__WRITTEN INSTRUCTION__: Please print every one of the rows below unchanged and in the same order.

__DATA ROWS__:
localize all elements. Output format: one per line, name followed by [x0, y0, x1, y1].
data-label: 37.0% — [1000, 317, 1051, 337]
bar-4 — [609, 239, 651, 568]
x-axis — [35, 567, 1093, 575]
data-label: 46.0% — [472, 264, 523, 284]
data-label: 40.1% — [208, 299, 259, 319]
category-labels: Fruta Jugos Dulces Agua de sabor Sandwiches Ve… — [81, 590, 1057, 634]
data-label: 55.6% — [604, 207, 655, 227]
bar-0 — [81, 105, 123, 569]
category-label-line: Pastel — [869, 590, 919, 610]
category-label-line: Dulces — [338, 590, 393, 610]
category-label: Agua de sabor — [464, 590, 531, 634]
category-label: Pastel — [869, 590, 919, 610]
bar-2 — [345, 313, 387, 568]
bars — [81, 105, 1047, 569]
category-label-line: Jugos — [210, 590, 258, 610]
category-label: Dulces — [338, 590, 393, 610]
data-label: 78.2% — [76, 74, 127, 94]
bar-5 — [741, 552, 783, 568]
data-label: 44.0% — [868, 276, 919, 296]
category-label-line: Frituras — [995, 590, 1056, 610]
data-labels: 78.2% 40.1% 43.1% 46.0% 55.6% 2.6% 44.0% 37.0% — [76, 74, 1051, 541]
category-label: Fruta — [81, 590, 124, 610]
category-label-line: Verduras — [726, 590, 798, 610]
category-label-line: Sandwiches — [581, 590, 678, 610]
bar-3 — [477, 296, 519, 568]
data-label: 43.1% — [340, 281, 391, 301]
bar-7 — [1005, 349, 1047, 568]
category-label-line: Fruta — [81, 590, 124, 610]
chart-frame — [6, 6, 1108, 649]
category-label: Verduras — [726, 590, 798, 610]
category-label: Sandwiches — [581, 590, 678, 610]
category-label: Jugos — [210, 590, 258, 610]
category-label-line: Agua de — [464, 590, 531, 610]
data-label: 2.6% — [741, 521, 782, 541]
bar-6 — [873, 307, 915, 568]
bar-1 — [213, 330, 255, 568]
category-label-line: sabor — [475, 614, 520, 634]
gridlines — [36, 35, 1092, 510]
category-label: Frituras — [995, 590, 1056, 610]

__TASK SOLUTION__:
localize all elements. Output format: one per line, name followed by [x0, y0, x1, y1].
data-label: 37.0% — [1000, 317, 1051, 337]
bar-4 — [609, 239, 651, 568]
x-axis — [35, 567, 1093, 575]
data-label: 46.0% — [472, 264, 523, 284]
data-label: 40.1% — [208, 299, 259, 319]
category-labels: Fruta Jugos Dulces Agua de sabor Sandwiches Ve… — [81, 590, 1057, 634]
data-label: 55.6% — [604, 207, 655, 227]
bar-0 — [81, 105, 123, 569]
category-label-line: Pastel — [869, 590, 919, 610]
category-label-line: Dulces — [338, 590, 393, 610]
category-label: Agua de sabor — [464, 590, 531, 634]
category-label: Pastel — [869, 590, 919, 610]
bar-2 — [345, 313, 387, 568]
bars — [81, 105, 1047, 569]
category-label-line: Jugos — [210, 590, 258, 610]
category-label: Dulces — [338, 590, 393, 610]
data-label: 78.2% — [76, 74, 127, 94]
bar-5 — [741, 552, 783, 568]
data-label: 44.0% — [868, 276, 919, 296]
category-label-line: Frituras — [995, 590, 1056, 610]
data-labels: 78.2% 40.1% 43.1% 46.0% 55.6% 2.6% 44.0% 37.0% — [76, 74, 1051, 541]
category-label: Fruta — [81, 590, 124, 610]
category-label-line: Verduras — [726, 590, 798, 610]
category-label-line: Sandwiches — [581, 590, 678, 610]
bar-3 — [477, 296, 519, 568]
data-label: 43.1% — [340, 281, 391, 301]
bar-7 — [1005, 349, 1047, 568]
category-label-line: Fruta — [81, 590, 124, 610]
chart-frame — [6, 6, 1108, 649]
category-label: Verduras — [726, 590, 798, 610]
category-label: Sandwiches — [581, 590, 678, 610]
category-label: Jugos — [210, 590, 258, 610]
category-label-line: Agua de — [464, 590, 531, 610]
data-label: 2.6% — [741, 521, 782, 541]
bar-6 — [873, 307, 915, 568]
bar-1 — [213, 330, 255, 568]
category-label-line: sabor — [475, 614, 520, 634]
gridlines — [36, 35, 1092, 510]
category-label: Frituras — [995, 590, 1056, 610]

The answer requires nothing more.